- _The problem_: Copy down every line where the string "step" shows up.

☆ ☆ ☆ ☆ ☆

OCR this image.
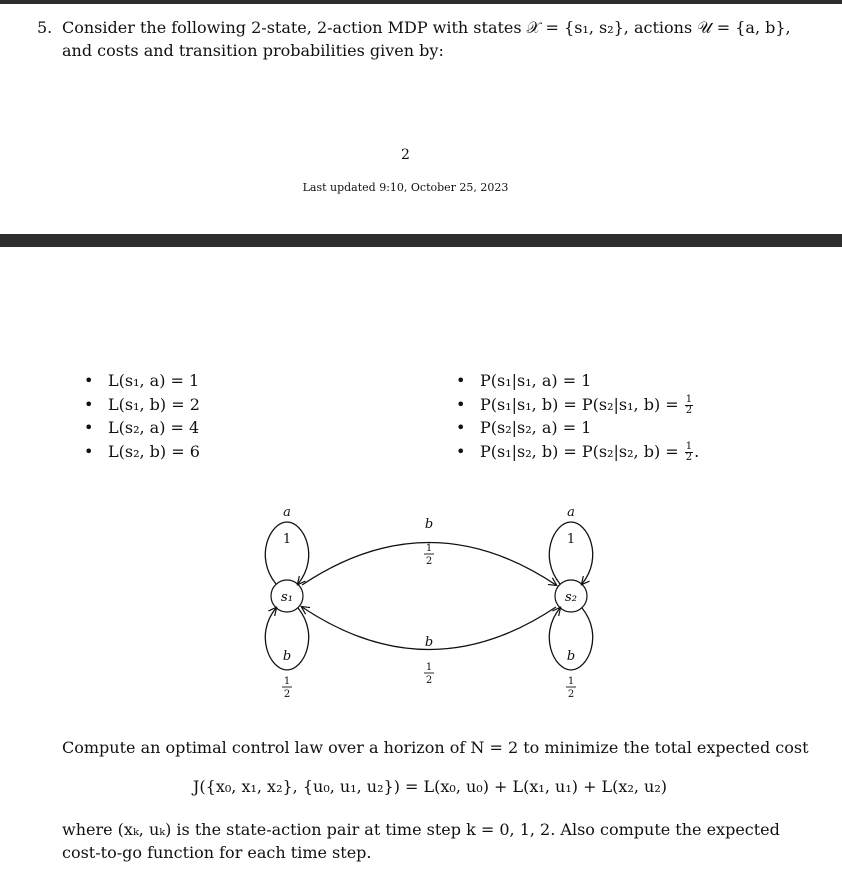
5. Consider the following 2-state, 2-action MDP with states 𝒳 = {s₁, s₂}, actions 𝒰 = {a, b},
and costs and transition probabilities given by:
2
Last updated 9:10, October 25, 2023
• L(s₁, a) = 1
• L(s₁, b) = 2
• L(s₂, a) = 4
• L(s₂, b) = 6
• P(s₁|s₁, a) = 1
• P(s₁|s₁, b) = P(s₂|s₁, $b) = \frac{1}{2}$
• P(s₂|s₂, a) = 1
• P(s₁|s₂, b) = P(s₂|s₂, $b) = \frac{1}{2}$ .
s₁	s₂
a
1
b
a
1
b
b
b
1
2
1
2
1
2
1
2
Compute an optimal control law over a horizon of N = 2 to minimize the total expected cost
J({x₀, x₁, x₂}, {u₀, u₁, u₂}) = L(x₀, u₀) + L(x₁, u₁) + L(x₂, u₂)
where (xₖ, uₖ) is the state-action pair at time step k = 0, 1, 2. Also compute the expected
cost-to-go function for each time step.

☆ ☆ ☆ ☆ ☆

- _Response_:
where (xₖ, uₖ) is the state-action pair at time step k = 0, 1, 2. Also compute the expected
cost-to-go function for each time step.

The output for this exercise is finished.